Required task – All of the material below is to be returned exactly.

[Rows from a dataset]
* * * * * * *

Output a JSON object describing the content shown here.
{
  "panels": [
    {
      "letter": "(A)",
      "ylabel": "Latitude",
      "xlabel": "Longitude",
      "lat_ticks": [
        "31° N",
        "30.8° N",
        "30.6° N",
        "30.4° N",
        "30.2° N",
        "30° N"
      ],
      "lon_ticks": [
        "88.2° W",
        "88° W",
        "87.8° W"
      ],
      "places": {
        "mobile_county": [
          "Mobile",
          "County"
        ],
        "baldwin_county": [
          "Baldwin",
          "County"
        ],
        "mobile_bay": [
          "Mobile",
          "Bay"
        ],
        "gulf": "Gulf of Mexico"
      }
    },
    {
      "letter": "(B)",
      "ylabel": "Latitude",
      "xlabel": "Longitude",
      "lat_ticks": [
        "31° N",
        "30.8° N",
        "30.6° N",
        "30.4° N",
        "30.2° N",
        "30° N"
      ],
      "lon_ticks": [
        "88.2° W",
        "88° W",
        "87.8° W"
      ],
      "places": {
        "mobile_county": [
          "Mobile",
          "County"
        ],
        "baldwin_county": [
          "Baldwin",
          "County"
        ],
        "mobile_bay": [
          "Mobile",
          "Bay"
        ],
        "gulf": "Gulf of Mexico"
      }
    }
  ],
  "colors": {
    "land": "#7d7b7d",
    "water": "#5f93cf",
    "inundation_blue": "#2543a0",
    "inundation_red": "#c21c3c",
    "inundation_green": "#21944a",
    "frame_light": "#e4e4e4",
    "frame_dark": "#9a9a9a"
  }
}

* * * * * * *

Answer for this exercise –
Output a JSON object describing the content shown here.
{
  "panels": [
    {
      "letter": "(A)",
      "ylabel": "Latitude",
      "xlabel": "Longitude",
      "lat_ticks": [
        "31° N",
        "30.8° N",
        "30.6° N",
        "30.4° N",
        "30.2° N",
        "30° N"
      ],
      "lon_ticks": [
        "88.2° W",
        "88° W",
        "87.8° W"
      ],
      "places": {
        "mobile_county": [
          "Mobile",
          "County"
        ],
        "baldwin_county": [
          "Baldwin",
          "County"
        ],
        "mobile_bay": [
          "Mobile",
          "Bay"
        ],
        "gulf": "Gulf of Mexico"
      }
    },
    {
      "letter": "(B)",
      "ylabel": "Latitude",
      "xlabel": "Longitude",
      "lat_ticks": [
        "31° N",
        "30.8° N",
        "30.6° N",
        "30.4° N",
        "30.2° N",
        "30° N"
      ],
      "lon_ticks": [
        "88.2° W",
        "88° W",
        "87.8° W"
      ],
      "places": {
        "mobile_county": [
          "Mobile",
          "County"
        ],
        "baldwin_county": [
          "Baldwin",
          "County"
        ],
        "mobile_bay": [
          "Mobile",
          "Bay"
        ],
        "gulf": "Gulf of Mexico"
      }
    }
  ],
  "colors": {
    "land": "#7d7b7d",
    "water": "#5f93cf",
    "inundation_blue": "#2543a0",
    "inundation_red": "#c21c3c",
    "inundation_green": "#21944a",
    "frame_light": "#e4e4e4",
    "frame_dark": "#9a9a9a"
  }
}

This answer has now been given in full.